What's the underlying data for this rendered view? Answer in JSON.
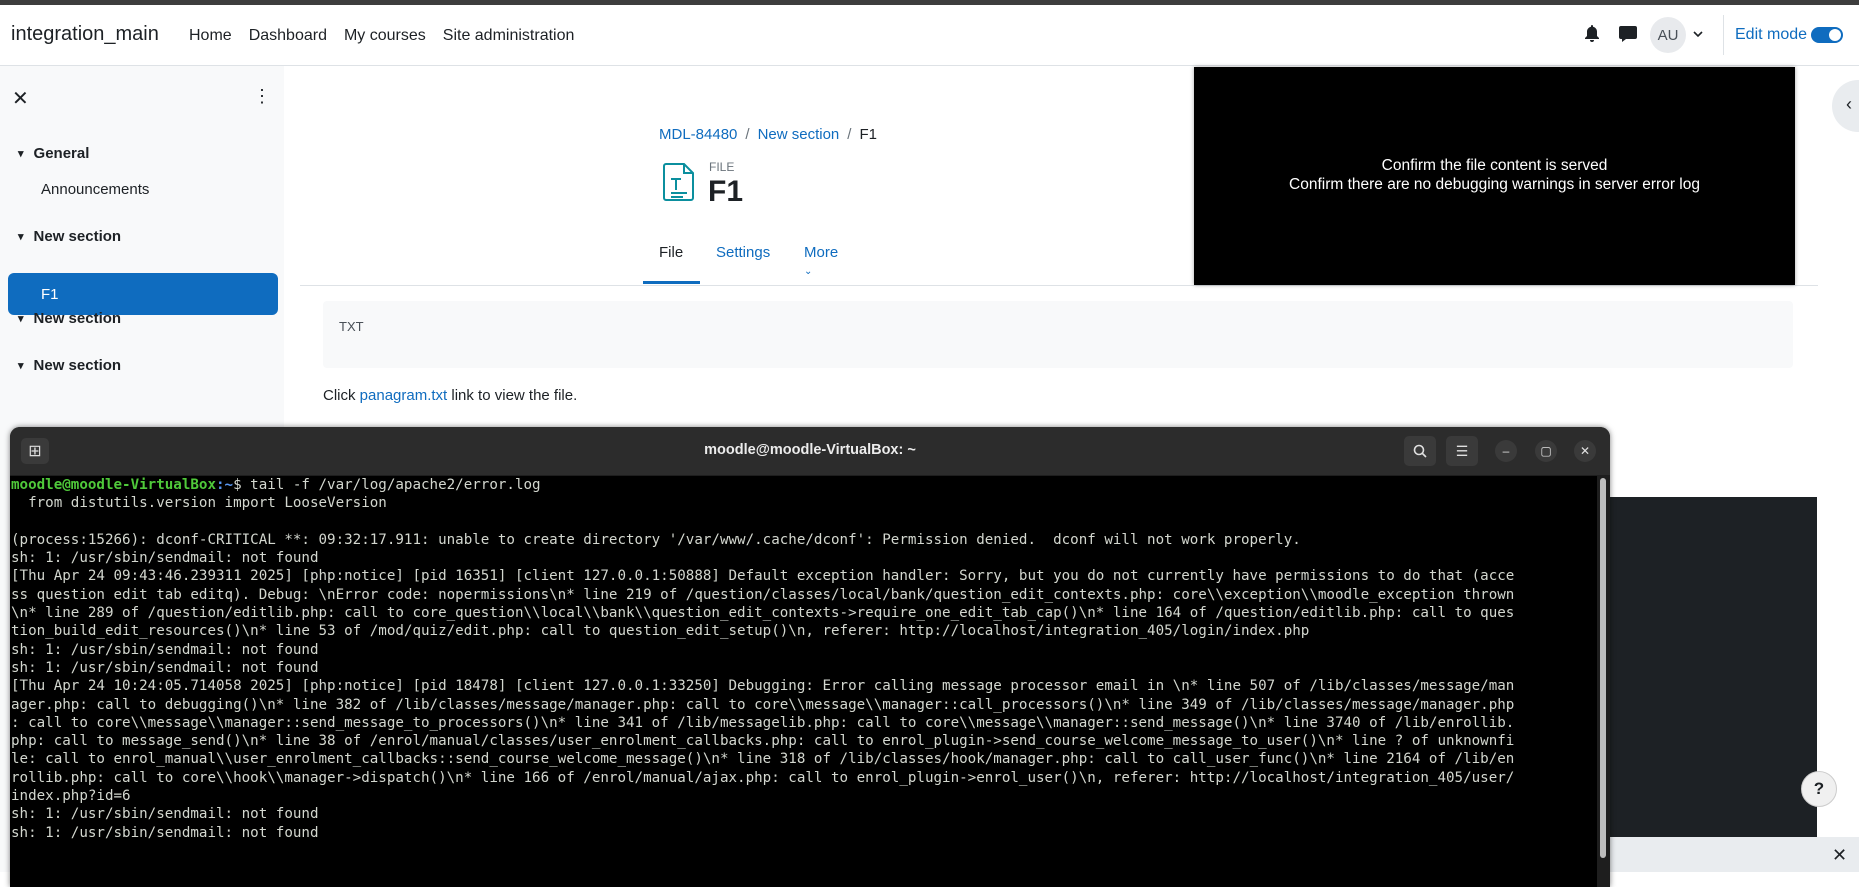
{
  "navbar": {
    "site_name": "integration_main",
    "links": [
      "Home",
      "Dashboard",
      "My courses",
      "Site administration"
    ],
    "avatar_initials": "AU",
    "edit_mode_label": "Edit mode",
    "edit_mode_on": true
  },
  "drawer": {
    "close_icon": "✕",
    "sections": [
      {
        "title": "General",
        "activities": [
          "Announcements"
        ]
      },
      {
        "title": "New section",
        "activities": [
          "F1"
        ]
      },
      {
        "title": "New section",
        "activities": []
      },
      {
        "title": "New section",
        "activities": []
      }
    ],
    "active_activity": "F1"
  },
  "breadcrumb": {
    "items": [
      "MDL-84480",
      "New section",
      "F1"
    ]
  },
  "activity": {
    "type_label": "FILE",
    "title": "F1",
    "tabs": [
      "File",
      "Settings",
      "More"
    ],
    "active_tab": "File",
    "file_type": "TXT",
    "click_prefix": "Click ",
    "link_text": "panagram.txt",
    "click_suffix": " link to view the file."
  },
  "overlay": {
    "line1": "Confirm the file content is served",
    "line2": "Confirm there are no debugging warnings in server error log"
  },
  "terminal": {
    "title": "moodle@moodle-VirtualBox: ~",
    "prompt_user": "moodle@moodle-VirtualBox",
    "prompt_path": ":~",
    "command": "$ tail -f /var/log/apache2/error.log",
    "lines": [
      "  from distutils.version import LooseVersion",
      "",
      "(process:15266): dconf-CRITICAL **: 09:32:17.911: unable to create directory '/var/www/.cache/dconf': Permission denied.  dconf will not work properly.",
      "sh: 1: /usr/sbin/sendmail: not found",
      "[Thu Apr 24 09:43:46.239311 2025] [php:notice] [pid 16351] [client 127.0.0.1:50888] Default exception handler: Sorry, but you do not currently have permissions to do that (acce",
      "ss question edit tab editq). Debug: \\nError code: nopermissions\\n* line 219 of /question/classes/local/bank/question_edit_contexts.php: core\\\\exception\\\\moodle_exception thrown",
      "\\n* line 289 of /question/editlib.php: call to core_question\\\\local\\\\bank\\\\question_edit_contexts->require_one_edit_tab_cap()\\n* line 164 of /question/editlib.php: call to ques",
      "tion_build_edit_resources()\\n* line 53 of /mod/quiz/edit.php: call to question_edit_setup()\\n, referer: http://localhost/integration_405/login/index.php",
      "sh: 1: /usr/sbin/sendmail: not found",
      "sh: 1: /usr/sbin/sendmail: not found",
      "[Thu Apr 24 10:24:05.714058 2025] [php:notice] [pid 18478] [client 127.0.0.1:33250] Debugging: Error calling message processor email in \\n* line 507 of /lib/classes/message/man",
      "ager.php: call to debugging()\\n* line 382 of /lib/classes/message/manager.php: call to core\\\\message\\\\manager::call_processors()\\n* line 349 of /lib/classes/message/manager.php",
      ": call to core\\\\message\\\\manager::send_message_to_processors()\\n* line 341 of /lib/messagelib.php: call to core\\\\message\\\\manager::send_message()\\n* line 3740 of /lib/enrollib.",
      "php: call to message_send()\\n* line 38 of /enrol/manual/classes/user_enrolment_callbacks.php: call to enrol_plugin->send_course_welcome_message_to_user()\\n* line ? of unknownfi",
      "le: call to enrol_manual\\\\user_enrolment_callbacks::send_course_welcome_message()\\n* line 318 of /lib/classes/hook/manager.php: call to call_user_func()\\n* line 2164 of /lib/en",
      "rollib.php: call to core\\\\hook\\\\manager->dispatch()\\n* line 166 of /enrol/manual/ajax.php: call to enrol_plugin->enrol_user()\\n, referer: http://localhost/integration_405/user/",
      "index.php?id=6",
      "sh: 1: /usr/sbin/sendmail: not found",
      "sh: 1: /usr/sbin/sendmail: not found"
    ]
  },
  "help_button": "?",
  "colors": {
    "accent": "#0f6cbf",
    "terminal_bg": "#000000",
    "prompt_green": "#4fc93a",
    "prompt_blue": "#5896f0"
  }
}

········

*Aim of the task*: Gather every line from the listing above in which "Confirm" appears, and copy those lines.

*Complete output*:
    "line1": "Confirm the file content is served",
    "line2": "Confirm there are no debugging warnings in server error log"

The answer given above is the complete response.